**Stated goal**
Omit the pictures, then write out every entry exactly as it reads.

**Dataset entries**

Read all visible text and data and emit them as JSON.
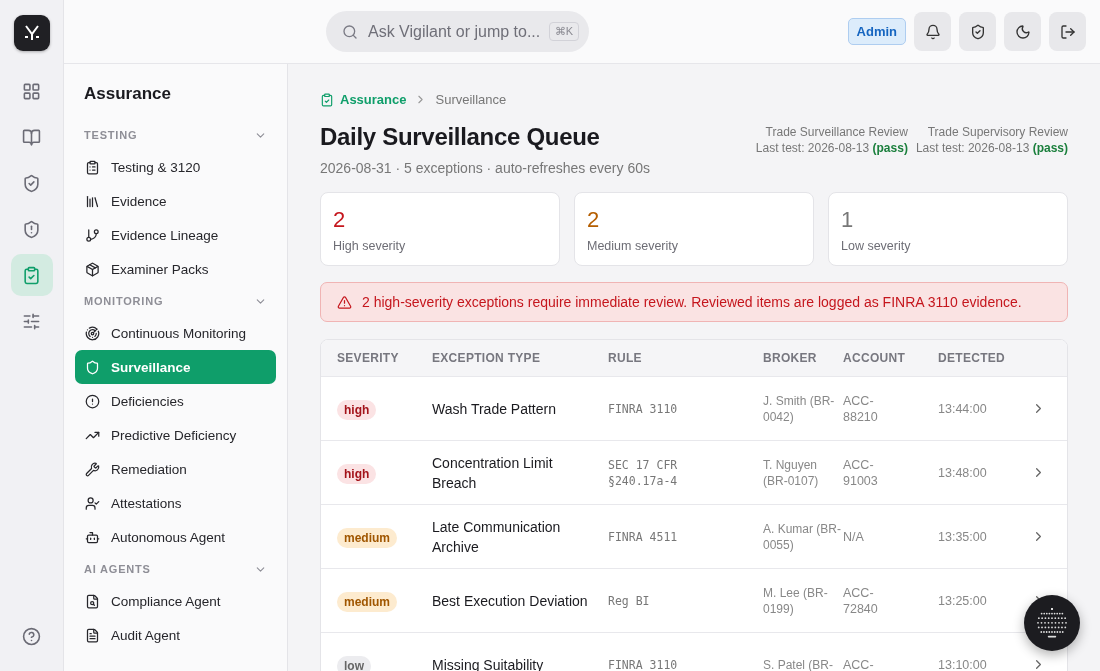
{
  "rail": [
    {
      "selected": false
    },
    {
      "selected": false
    },
    {
      "selected": false
    },
    {
      "selected": false
    },
    {
      "selected": true
    },
    {
      "selected": false
    }
  ],
  "search": {
    "placeholder": "Ask Vigilant or jump to...",
    "shortcut": "⌘K"
  },
  "role_badge": "Admin",
  "sidebar": {
    "title": "Assurance",
    "sections": [
      {
        "label": "TESTING",
        "expanded": true,
        "items": [
          {
            "label": "Testing & 3120",
            "selected": false
          },
          {
            "label": "Evidence",
            "selected": false
          },
          {
            "label": "Evidence Lineage",
            "selected": false
          },
          {
            "label": "Examiner Packs",
            "selected": false
          }
        ]
      },
      {
        "label": "MONITORING",
        "expanded": true,
        "items": [
          {
            "label": "Continuous Monitoring",
            "selected": false
          },
          {
            "label": "Surveillance",
            "selected": true
          },
          {
            "label": "Deficiencies",
            "selected": false
          },
          {
            "label": "Predictive Deficiency",
            "selected": false
          },
          {
            "label": "Remediation",
            "selected": false
          },
          {
            "label": "Attestations",
            "selected": false
          },
          {
            "label": "Autonomous Agent",
            "selected": false
          }
        ]
      },
      {
        "label": "AI AGENTS",
        "expanded": true,
        "items": [
          {
            "label": "Compliance Agent",
            "selected": false
          },
          {
            "label": "Audit Agent",
            "selected": false
          }
        ]
      }
    ]
  },
  "breadcrumb": [
    "Assurance",
    "Surveillance"
  ],
  "page": {
    "title": "Daily Surveillance Queue",
    "subtitle": "2026-08-31 · 5 exceptions · auto-refreshes every 60s"
  },
  "tests": [
    {
      "name": "Trade Surveillance Review",
      "last_test": "Last test: 2026-08-13",
      "result": "(pass)"
    },
    {
      "name": "Trade Supervisory Review",
      "last_test": "Last test: 2026-08-13",
      "result": "(pass)"
    }
  ],
  "stats": [
    {
      "value": "2",
      "label": "High severity",
      "kind": "high"
    },
    {
      "value": "2",
      "label": "Medium severity",
      "kind": "medium"
    },
    {
      "value": "1",
      "label": "Low severity",
      "kind": "low"
    }
  ],
  "alert": "2 high-severity exceptions require immediate review. Reviewed items are logged as FINRA 3110 evidence.",
  "table": {
    "columns": [
      "SEVERITY",
      "EXCEPTION TYPE",
      "RULE",
      "BROKER",
      "ACCOUNT",
      "DETECTED"
    ],
    "rows": [
      {
        "severity": "high",
        "type": "Wash Trade Pattern",
        "rule": "FINRA 3110",
        "broker": "J. Smith (BR-0042)",
        "account": "ACC-88210",
        "detected": "13:44:00"
      },
      {
        "severity": "high",
        "type": "Concentration Limit Breach",
        "rule": "SEC 17 CFR §240.17a-4",
        "broker": "T. Nguyen (BR-0107)",
        "account": "ACC-91003",
        "detected": "13:48:00"
      },
      {
        "severity": "medium",
        "type": "Late Communication Archive",
        "rule": "FINRA 4511",
        "broker": "A. Kumar (BR-0055)",
        "account": "N/A",
        "detected": "13:35:00"
      },
      {
        "severity": "medium",
        "type": "Best Execution Deviation",
        "rule": "Reg BI",
        "broker": "M. Lee (BR-0199)",
        "account": "ACC-72840",
        "detected": "13:25:00"
      },
      {
        "severity": "low",
        "type": "Missing Suitability",
        "rule": "FINRA 3110",
        "broker": "S. Patel (BR-",
        "account": "ACC-",
        "detected": "13:10:00"
      }
    ]
  }
}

**Written solution**
Read all visible text and data and emit them as JSON.
{
  "rail": [
    {
      "selected": false
    },
    {
      "selected": false
    },
    {
      "selected": false
    },
    {
      "selected": false
    },
    {
      "selected": true
    },
    {
      "selected": false
    }
  ],
  "search": {
    "placeholder": "Ask Vigilant or jump to...",
    "shortcut": "⌘K"
  },
  "role_badge": "Admin",
  "sidebar": {
    "title": "Assurance",
    "sections": [
      {
        "label": "TESTING",
        "expanded": true,
        "items": [
          {
            "label": "Testing & 3120",
            "selected": false
          },
          {
            "label": "Evidence",
            "selected": false
          },
          {
            "label": "Evidence Lineage",
            "selected": false
          },
          {
            "label": "Examiner Packs",
            "selected": false
          }
        ]
      },
      {
        "label": "MONITORING",
        "expanded": true,
        "items": [
          {
            "label": "Continuous Monitoring",
            "selected": false
          },
          {
            "label": "Surveillance",
            "selected": true
          },
          {
            "label": "Deficiencies",
            "selected": false
          },
          {
            "label": "Predictive Deficiency",
            "selected": false
          },
          {
            "label": "Remediation",
            "selected": false
          },
          {
            "label": "Attestations",
            "selected": false
          },
          {
            "label": "Autonomous Agent",
            "selected": false
          }
        ]
      },
      {
        "label": "AI AGENTS",
        "expanded": true,
        "items": [
          {
            "label": "Compliance Agent",
            "selected": false
          },
          {
            "label": "Audit Agent",
            "selected": false
          }
        ]
      }
    ]
  },
  "breadcrumb": [
    "Assurance",
    "Surveillance"
  ],
  "page": {
    "title": "Daily Surveillance Queue",
    "subtitle": "2026-08-31 · 5 exceptions · auto-refreshes every 60s"
  },
  "tests": [
    {
      "name": "Trade Surveillance Review",
      "last_test": "Last test: 2026-08-13",
      "result": "(pass)"
    },
    {
      "name": "Trade Supervisory Review",
      "last_test": "Last test: 2026-08-13",
      "result": "(pass)"
    }
  ],
  "stats": [
    {
      "value": "2",
      "label": "High severity",
      "kind": "high"
    },
    {
      "value": "2",
      "label": "Medium severity",
      "kind": "medium"
    },
    {
      "value": "1",
      "label": "Low severity",
      "kind": "low"
    }
  ],
  "alert": "2 high-severity exceptions require immediate review. Reviewed items are logged as FINRA 3110 evidence.",
  "table": {
    "columns": [
      "SEVERITY",
      "EXCEPTION TYPE",
      "RULE",
      "BROKER",
      "ACCOUNT",
      "DETECTED"
    ],
    "rows": [
      {
        "severity": "high",
        "type": "Wash Trade Pattern",
        "rule": "FINRA 3110",
        "broker": "J. Smith (BR-0042)",
        "account": "ACC-88210",
        "detected": "13:44:00"
      },
      {
        "severity": "high",
        "type": "Concentration Limit Breach",
        "rule": "SEC 17 CFR §240.17a-4",
        "broker": "T. Nguyen (BR-0107)",
        "account": "ACC-91003",
        "detected": "13:48:00"
      },
      {
        "severity": "medium",
        "type": "Late Communication Archive",
        "rule": "FINRA 4511",
        "broker": "A. Kumar (BR-0055)",
        "account": "N/A",
        "detected": "13:35:00"
      },
      {
        "severity": "medium",
        "type": "Best Execution Deviation",
        "rule": "Reg BI",
        "broker": "M. Lee (BR-0199)",
        "account": "ACC-72840",
        "detected": "13:25:00"
      },
      {
        "severity": "low",
        "type": "Missing Suitability",
        "rule": "FINRA 3110",
        "broker": "S. Patel (BR-",
        "account": "ACC-",
        "detected": "13:10:00"
      }
    ]
  }
}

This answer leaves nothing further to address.